Your goal:
Return the material below word for word, from its start through the line containing "chevron-up-icon[interactable] bbox=[1014, 496, 1028, 510]", including that line.

------------------------------------

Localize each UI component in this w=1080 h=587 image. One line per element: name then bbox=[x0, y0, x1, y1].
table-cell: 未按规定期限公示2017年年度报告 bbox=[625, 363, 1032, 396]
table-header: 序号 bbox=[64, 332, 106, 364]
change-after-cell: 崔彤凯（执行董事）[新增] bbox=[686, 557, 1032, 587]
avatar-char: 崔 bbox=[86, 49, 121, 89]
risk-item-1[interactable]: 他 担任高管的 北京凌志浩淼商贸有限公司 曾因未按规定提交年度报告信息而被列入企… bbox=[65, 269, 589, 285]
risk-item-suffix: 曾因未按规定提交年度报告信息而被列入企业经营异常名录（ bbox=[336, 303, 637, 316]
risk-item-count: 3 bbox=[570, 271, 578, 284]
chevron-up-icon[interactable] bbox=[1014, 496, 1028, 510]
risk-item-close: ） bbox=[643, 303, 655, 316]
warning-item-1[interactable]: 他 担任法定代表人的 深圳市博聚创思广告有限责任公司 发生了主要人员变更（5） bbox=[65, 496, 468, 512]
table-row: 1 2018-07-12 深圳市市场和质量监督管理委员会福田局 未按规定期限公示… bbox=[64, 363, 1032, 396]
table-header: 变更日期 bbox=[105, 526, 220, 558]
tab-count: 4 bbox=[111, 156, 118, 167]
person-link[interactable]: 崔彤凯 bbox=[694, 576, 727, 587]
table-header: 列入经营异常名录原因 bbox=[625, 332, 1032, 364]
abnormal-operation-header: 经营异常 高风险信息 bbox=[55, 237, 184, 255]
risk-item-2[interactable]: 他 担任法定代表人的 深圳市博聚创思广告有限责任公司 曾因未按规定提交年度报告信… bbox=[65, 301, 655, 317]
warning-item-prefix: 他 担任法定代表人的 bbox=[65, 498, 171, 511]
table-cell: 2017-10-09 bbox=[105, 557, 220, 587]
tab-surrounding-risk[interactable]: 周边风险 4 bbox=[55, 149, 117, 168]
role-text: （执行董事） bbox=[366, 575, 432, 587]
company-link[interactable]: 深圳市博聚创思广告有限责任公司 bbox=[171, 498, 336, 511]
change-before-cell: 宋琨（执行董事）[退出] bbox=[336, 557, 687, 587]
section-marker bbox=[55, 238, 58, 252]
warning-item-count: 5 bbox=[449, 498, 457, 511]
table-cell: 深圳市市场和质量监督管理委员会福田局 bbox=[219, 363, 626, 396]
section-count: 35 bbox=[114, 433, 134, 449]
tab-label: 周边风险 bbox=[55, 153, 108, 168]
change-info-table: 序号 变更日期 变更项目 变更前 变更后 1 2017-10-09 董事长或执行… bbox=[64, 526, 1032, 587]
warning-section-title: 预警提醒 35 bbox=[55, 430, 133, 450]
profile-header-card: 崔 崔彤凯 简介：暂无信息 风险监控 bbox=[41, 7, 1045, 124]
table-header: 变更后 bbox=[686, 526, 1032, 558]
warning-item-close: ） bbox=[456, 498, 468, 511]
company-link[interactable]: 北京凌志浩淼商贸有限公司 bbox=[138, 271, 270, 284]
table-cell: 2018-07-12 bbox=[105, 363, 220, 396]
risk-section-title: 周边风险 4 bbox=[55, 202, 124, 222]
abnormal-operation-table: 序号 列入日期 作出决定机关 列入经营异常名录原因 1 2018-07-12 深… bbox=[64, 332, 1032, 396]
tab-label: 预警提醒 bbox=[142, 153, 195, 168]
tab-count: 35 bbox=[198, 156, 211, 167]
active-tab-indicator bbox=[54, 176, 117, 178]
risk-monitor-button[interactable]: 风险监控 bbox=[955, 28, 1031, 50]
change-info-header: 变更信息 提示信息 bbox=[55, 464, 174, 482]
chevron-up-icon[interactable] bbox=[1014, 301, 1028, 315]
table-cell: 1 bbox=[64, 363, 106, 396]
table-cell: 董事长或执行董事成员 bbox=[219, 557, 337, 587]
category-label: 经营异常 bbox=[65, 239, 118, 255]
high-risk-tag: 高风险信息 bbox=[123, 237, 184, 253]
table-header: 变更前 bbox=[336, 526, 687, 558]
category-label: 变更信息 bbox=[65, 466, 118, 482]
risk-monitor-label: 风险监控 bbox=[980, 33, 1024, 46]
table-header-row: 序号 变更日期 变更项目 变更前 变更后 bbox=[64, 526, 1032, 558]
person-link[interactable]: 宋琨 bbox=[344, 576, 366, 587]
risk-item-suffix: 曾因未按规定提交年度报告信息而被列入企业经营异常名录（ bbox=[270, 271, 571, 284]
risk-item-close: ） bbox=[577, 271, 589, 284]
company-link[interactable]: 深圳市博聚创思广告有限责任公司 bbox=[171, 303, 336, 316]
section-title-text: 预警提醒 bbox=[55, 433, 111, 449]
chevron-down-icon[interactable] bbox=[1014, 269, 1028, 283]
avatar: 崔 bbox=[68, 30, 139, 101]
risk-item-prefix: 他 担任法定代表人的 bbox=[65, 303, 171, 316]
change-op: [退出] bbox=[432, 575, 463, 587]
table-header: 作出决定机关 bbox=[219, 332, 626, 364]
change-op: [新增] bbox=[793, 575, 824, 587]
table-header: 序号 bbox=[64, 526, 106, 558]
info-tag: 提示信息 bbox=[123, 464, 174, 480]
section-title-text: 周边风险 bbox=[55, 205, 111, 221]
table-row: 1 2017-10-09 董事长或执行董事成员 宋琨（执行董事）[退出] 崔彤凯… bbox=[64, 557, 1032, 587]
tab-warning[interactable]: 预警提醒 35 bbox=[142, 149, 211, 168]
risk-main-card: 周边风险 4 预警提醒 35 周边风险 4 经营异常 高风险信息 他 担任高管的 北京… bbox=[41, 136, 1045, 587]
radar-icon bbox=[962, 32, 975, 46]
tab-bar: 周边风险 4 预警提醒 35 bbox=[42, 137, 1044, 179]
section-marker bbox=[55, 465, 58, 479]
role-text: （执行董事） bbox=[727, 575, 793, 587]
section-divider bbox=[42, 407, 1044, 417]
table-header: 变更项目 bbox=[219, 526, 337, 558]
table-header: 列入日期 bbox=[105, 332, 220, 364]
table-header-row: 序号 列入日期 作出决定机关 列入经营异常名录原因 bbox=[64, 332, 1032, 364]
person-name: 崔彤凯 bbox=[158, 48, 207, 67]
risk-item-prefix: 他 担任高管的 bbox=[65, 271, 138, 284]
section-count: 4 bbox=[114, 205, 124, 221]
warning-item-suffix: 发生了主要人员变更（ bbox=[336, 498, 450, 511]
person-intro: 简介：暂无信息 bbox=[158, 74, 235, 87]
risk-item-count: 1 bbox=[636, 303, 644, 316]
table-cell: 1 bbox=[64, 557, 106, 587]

------------------------------------

Solution to this task:
Localize each UI component in this w=1080 h=587 image. One line per element: name then bbox=[x0, y0, x1, y1].
table-cell: 未按规定期限公示2017年年度报告 bbox=[625, 363, 1032, 396]
table-header: 序号 bbox=[64, 332, 106, 364]
change-after-cell: 崔彤凯（执行董事）[新增] bbox=[686, 557, 1032, 587]
avatar-char: 崔 bbox=[86, 49, 121, 89]
risk-item-1[interactable]: 他 担任高管的 北京凌志浩淼商贸有限公司 曾因未按规定提交年度报告信息而被列入企… bbox=[65, 269, 589, 285]
risk-item-suffix: 曾因未按规定提交年度报告信息而被列入企业经营异常名录（ bbox=[336, 303, 637, 316]
risk-item-count: 3 bbox=[570, 271, 578, 284]
chevron-up-icon[interactable] bbox=[1014, 496, 1028, 510]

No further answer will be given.